Exercise:
Where a line in the listing below contains the word "subtitle", copy that line.

Given records:
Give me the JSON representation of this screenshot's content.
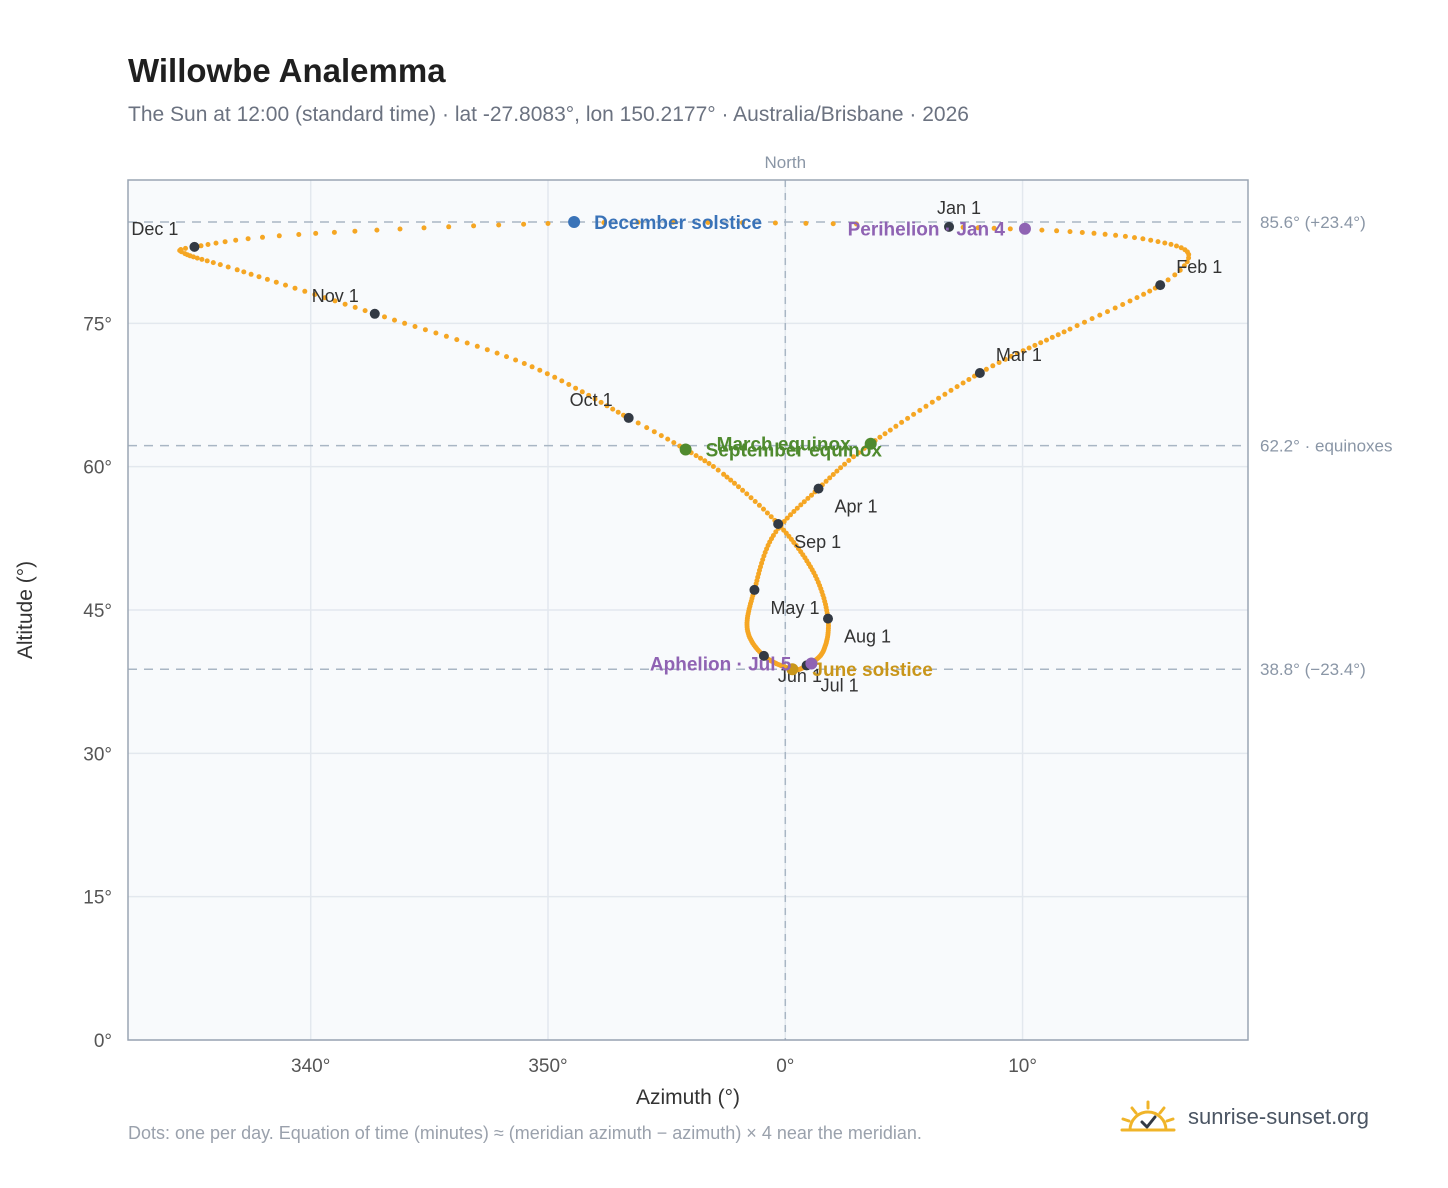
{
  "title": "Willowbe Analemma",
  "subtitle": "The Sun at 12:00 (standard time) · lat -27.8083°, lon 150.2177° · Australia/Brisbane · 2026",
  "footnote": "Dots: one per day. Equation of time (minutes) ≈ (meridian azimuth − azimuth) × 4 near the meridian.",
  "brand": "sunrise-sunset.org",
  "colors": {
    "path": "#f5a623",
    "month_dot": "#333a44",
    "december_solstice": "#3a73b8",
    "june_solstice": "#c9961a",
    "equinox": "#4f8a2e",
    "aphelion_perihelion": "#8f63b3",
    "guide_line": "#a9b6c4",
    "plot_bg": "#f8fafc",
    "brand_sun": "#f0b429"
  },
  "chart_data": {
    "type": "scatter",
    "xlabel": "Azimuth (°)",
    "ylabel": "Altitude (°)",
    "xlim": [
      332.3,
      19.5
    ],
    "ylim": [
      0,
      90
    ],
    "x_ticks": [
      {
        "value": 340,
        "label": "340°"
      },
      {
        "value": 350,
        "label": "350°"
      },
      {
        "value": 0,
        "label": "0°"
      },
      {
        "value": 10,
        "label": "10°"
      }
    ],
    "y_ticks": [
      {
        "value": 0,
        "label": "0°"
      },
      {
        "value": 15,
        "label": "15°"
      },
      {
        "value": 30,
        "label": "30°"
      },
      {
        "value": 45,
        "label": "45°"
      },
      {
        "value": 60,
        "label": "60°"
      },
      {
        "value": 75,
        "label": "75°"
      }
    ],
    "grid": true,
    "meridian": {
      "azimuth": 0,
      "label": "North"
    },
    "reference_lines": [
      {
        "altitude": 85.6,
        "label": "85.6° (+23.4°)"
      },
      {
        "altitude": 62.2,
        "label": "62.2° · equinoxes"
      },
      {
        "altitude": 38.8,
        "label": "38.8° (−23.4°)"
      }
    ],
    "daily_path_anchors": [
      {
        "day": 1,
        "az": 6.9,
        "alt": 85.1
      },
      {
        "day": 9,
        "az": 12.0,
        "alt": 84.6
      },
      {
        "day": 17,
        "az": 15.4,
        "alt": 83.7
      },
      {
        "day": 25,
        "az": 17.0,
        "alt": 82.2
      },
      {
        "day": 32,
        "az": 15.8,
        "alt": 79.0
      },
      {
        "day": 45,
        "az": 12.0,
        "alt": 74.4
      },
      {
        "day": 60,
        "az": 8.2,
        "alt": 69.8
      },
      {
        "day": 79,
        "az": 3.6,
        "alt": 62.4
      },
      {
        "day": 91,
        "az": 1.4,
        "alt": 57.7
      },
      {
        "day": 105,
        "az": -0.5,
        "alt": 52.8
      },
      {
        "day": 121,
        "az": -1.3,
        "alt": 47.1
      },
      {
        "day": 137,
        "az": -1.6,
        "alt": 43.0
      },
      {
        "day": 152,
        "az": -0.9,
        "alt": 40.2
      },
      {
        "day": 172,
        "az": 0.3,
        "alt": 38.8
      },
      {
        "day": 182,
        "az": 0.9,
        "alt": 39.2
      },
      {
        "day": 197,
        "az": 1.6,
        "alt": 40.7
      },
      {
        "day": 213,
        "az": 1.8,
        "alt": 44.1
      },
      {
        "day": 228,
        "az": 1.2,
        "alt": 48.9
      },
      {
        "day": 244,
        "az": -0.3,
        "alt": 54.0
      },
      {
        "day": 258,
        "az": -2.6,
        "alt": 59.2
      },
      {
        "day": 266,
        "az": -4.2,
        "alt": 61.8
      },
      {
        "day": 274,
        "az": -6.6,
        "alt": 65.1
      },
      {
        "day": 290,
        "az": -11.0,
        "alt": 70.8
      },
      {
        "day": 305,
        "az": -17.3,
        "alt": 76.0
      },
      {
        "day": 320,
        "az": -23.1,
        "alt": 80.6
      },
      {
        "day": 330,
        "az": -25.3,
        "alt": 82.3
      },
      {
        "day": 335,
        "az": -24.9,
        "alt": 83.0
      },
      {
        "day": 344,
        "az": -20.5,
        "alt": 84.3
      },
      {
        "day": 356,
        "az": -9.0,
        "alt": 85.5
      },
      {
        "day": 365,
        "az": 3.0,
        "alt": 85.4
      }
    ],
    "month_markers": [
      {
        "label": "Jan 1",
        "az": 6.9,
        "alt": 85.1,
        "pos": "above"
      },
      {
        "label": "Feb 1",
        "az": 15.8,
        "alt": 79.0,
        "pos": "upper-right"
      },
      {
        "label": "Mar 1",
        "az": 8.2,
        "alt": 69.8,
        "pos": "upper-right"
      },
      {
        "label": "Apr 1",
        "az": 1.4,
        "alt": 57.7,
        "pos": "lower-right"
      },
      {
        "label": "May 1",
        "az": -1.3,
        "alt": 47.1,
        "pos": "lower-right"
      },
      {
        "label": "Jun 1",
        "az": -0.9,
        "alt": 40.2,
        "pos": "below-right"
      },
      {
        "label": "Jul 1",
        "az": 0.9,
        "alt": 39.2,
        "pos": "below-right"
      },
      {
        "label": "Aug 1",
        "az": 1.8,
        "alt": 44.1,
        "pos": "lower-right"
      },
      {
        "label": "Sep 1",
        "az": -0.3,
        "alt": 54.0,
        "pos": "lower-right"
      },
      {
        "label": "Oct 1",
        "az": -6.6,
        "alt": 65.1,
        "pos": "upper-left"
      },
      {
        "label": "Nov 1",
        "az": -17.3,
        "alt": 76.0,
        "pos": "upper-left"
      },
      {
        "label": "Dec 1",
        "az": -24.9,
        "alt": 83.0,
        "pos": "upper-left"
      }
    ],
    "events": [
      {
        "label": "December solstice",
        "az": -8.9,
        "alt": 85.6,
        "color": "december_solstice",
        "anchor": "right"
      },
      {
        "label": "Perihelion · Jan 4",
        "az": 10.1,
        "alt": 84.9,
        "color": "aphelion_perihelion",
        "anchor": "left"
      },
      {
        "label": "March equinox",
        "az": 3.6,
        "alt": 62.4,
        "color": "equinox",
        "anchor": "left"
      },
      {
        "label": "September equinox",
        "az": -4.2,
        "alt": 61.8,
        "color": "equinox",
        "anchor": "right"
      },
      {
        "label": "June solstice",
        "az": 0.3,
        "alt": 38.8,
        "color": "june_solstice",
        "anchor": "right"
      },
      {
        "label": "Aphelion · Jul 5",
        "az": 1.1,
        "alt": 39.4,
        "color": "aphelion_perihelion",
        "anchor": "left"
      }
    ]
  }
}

--

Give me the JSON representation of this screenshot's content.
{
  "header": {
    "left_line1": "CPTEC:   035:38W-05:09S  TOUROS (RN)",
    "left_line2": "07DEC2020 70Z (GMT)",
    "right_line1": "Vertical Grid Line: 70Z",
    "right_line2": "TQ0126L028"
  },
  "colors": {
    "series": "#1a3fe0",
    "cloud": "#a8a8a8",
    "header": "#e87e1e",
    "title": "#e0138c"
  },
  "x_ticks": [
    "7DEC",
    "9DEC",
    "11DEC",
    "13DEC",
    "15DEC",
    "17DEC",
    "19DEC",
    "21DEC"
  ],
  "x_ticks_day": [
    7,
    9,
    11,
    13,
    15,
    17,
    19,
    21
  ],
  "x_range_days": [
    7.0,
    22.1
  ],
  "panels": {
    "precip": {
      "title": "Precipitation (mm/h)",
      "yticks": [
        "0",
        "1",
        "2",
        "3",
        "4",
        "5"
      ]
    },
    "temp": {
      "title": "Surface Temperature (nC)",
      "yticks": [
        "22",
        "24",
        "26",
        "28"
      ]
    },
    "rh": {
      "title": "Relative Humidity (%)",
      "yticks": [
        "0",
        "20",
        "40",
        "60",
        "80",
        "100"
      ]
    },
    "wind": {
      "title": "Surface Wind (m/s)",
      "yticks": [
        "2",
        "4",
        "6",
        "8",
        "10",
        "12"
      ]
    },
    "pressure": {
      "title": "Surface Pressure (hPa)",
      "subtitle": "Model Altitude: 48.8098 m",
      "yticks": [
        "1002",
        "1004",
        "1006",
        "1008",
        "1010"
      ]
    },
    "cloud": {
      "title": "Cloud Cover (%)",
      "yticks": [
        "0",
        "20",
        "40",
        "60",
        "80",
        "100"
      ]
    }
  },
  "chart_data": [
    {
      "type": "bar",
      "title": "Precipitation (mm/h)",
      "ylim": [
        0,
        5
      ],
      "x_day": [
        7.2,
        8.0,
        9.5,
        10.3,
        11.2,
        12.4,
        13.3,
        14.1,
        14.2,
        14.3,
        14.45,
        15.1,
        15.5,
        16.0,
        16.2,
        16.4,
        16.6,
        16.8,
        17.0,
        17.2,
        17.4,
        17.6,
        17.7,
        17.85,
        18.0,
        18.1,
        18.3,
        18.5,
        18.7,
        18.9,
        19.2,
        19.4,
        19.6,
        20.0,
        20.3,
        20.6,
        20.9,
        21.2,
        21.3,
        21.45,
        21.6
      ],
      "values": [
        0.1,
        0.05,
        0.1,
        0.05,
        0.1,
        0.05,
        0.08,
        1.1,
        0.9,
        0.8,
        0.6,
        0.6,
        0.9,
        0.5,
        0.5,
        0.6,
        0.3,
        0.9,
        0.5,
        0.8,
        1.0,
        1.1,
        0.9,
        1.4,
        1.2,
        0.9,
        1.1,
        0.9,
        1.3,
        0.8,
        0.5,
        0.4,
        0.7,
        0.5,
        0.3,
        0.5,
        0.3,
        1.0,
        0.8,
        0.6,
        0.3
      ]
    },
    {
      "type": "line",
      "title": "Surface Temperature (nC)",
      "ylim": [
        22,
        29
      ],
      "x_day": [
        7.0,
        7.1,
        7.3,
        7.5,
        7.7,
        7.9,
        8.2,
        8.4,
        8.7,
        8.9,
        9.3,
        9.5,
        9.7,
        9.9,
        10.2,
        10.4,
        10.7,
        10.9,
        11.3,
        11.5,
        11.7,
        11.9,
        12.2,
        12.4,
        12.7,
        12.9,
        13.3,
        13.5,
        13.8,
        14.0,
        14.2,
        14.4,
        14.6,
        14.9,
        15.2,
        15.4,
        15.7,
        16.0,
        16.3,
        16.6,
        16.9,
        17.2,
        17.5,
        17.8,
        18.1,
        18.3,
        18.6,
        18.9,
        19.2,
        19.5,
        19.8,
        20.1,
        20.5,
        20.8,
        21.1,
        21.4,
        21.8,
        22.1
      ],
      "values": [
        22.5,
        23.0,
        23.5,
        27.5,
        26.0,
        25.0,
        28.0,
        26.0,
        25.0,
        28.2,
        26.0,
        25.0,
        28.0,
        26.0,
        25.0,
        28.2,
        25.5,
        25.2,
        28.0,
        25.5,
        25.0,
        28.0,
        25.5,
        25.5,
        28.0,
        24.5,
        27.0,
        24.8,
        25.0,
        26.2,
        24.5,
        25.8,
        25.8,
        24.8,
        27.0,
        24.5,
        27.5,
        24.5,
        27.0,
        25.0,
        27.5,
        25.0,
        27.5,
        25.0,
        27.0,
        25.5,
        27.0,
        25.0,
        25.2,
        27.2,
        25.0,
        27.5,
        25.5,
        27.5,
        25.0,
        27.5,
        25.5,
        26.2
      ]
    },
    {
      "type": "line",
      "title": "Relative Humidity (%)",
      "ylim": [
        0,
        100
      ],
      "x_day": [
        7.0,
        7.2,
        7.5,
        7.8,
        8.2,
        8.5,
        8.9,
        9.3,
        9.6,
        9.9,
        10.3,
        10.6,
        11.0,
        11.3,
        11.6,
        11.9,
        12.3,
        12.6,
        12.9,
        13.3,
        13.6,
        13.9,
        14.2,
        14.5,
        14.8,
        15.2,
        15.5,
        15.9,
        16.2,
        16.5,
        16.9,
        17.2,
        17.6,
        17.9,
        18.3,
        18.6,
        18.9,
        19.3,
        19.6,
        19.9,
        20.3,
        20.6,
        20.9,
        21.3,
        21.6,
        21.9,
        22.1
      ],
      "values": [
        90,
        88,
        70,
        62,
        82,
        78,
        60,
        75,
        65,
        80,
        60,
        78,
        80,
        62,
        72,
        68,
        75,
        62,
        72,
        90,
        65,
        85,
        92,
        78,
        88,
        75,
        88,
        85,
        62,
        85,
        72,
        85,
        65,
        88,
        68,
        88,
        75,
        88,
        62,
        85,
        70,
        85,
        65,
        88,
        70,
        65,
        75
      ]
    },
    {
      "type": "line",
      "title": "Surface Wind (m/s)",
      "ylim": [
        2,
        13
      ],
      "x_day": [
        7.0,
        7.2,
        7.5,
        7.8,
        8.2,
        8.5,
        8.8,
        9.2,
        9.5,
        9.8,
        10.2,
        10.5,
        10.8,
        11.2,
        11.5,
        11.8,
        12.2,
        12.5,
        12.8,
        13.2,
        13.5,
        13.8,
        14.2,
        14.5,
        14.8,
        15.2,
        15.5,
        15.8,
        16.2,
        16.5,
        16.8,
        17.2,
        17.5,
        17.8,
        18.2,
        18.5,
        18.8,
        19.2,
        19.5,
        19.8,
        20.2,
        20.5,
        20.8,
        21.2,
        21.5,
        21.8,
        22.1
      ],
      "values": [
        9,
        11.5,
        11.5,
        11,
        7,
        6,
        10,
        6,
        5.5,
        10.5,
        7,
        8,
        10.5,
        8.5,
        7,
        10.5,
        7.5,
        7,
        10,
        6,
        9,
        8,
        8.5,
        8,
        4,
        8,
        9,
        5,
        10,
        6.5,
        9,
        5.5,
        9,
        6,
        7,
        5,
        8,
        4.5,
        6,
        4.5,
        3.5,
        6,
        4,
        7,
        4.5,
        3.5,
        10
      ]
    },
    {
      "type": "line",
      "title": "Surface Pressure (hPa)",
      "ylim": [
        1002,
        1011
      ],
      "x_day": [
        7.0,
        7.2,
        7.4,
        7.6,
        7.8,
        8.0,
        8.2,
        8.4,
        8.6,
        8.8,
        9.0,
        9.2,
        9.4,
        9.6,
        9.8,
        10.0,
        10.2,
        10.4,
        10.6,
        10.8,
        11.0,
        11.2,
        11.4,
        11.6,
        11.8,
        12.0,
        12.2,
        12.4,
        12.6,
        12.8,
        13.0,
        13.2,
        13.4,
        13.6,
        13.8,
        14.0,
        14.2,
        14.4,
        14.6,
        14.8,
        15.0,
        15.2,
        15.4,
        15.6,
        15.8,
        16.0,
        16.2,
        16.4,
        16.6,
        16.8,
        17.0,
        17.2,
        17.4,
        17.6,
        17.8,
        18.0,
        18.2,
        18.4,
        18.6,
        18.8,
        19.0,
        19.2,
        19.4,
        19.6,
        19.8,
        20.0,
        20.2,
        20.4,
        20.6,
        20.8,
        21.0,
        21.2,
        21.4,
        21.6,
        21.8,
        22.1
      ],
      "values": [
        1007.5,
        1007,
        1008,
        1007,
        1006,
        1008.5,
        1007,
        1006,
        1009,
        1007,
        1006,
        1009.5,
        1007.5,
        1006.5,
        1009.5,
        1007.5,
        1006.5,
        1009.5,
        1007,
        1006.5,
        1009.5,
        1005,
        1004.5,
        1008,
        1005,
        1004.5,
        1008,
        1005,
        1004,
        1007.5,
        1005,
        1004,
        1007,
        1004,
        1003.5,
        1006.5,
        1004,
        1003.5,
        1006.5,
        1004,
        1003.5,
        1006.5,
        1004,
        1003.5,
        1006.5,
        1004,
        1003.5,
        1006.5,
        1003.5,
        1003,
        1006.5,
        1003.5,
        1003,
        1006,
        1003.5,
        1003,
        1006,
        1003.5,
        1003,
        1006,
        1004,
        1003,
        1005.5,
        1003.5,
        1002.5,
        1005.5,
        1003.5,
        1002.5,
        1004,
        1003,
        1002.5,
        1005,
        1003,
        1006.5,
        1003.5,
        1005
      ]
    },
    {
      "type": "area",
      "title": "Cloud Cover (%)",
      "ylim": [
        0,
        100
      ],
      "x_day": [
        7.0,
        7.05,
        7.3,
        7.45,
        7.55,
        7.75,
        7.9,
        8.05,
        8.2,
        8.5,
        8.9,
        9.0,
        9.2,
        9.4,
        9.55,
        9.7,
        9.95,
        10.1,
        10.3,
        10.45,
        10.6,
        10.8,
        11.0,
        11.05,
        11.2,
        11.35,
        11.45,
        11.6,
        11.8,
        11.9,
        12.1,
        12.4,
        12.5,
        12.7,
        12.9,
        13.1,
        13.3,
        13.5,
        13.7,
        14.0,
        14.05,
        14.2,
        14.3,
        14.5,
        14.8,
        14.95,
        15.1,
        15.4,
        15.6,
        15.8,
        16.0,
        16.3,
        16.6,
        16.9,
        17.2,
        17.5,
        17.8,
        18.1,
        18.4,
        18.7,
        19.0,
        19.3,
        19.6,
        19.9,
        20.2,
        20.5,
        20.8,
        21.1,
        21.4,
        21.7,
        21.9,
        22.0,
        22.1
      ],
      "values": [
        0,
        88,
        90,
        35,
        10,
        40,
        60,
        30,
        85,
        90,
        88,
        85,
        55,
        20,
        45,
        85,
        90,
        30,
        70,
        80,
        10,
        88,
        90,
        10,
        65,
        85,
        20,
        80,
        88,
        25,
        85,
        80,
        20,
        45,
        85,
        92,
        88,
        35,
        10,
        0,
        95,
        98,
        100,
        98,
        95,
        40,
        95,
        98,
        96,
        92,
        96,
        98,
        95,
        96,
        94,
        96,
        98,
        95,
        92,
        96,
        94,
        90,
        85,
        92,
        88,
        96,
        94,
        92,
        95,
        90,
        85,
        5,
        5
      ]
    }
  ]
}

Task answer:
  "subtitle": "The Sun at 12:00 (standard time) · lat -27.8083°, lon 150.2177° · Australia/Brisbane · 2026",
      "subtitle": "Model Altitude: 48.8098 m",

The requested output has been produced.